# 작업 요구 사항:
아래 기록에서 "reference"라는 문자열이 들어 있는 줄을 모두 찾아 그대로 옮겨 적으세요. 대소문자는 구분합니다.

모음에서 가져온 기록:
------------------------------------------------------------------------
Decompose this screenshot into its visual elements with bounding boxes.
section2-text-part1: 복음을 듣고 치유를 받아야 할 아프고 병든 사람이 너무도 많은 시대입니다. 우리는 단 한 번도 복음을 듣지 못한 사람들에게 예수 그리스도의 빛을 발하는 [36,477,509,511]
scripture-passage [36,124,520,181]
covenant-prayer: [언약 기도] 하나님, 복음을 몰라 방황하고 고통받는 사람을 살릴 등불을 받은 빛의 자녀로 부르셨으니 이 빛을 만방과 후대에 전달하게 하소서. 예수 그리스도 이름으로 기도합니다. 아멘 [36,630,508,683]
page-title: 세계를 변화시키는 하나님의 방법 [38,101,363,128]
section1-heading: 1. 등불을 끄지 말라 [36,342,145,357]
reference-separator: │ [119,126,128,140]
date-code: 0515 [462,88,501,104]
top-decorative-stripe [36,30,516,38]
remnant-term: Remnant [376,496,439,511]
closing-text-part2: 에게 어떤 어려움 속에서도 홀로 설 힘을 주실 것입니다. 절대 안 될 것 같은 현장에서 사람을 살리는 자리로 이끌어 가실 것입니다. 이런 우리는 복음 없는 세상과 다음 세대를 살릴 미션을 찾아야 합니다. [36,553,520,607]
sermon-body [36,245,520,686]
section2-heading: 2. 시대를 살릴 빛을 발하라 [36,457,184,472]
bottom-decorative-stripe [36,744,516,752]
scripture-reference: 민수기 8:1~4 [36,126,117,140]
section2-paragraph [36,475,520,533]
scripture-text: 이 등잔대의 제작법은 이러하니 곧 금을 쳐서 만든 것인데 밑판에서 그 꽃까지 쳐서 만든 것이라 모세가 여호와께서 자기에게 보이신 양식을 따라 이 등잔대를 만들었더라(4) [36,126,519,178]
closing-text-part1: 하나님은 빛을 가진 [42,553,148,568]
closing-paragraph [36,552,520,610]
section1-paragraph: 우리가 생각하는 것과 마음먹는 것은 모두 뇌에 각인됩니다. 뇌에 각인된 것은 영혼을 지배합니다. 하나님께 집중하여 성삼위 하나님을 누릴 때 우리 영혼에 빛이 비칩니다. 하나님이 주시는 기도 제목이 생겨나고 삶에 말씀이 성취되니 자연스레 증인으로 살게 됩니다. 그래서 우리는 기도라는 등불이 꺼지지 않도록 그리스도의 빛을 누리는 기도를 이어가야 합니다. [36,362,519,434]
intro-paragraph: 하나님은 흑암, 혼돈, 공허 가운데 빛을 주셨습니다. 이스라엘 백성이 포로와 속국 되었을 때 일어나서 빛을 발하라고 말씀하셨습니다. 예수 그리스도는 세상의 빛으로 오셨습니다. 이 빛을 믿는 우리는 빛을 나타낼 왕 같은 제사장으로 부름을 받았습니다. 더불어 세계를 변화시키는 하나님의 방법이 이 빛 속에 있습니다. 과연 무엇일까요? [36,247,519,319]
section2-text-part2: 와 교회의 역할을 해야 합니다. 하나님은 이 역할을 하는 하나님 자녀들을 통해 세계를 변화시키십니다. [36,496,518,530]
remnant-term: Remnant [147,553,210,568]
------------------------------------------------------------------------
# 작업 결과:
reference-separator: │ [119,126,128,140]
scripture-reference: 민수기 8:1~4 [36,126,117,140]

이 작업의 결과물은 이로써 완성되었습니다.